| DIRECTIONS |
Go through the entries below and copy each line containing the word "color".

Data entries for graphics
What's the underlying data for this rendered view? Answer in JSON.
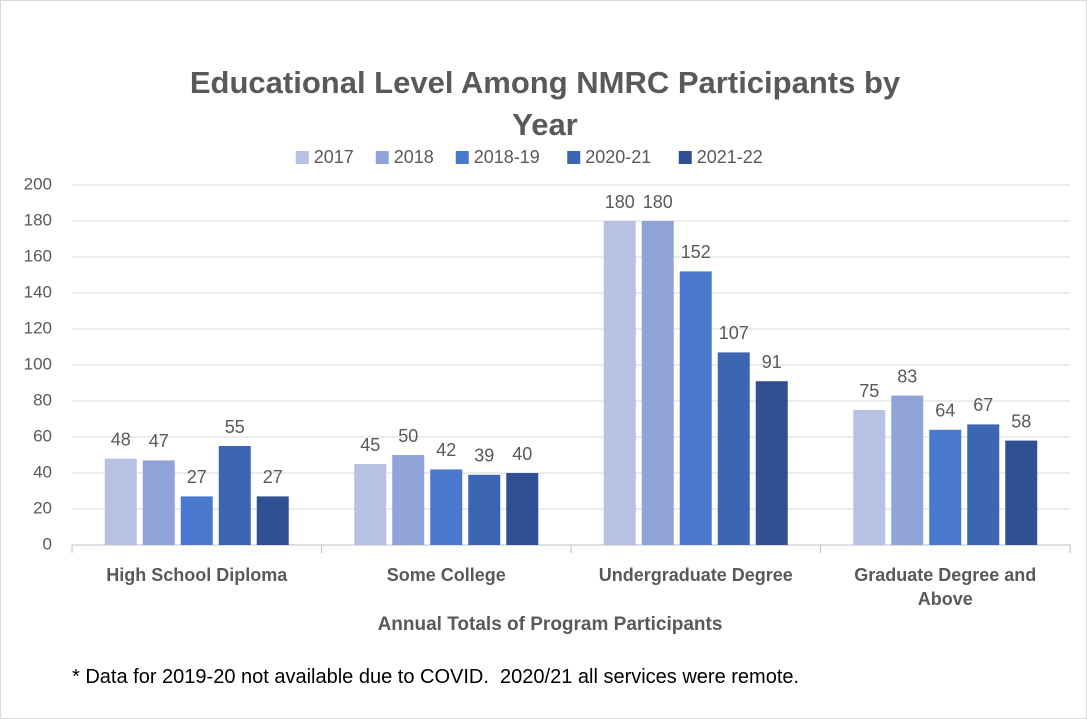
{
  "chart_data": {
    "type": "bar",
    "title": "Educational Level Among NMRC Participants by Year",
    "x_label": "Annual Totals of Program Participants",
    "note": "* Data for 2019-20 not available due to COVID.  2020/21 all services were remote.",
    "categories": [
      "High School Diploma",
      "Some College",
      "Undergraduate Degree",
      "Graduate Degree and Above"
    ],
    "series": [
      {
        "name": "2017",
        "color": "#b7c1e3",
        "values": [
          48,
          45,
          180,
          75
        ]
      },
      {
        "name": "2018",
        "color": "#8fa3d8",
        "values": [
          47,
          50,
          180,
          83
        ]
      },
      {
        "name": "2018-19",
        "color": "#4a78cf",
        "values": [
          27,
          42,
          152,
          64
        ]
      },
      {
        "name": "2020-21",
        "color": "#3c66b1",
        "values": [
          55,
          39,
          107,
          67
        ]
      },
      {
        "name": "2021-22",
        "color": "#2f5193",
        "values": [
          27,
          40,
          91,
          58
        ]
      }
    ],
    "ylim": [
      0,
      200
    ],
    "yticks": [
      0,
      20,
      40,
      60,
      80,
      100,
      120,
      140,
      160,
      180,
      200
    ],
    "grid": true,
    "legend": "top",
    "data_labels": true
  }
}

| ANSWER TO THIS EXERCISE |
        "color": "#b7c1e3",
        "color": "#8fa3d8",
        "color": "#4a78cf",
        "color": "#3c66b1",
        "color": "#2f5193",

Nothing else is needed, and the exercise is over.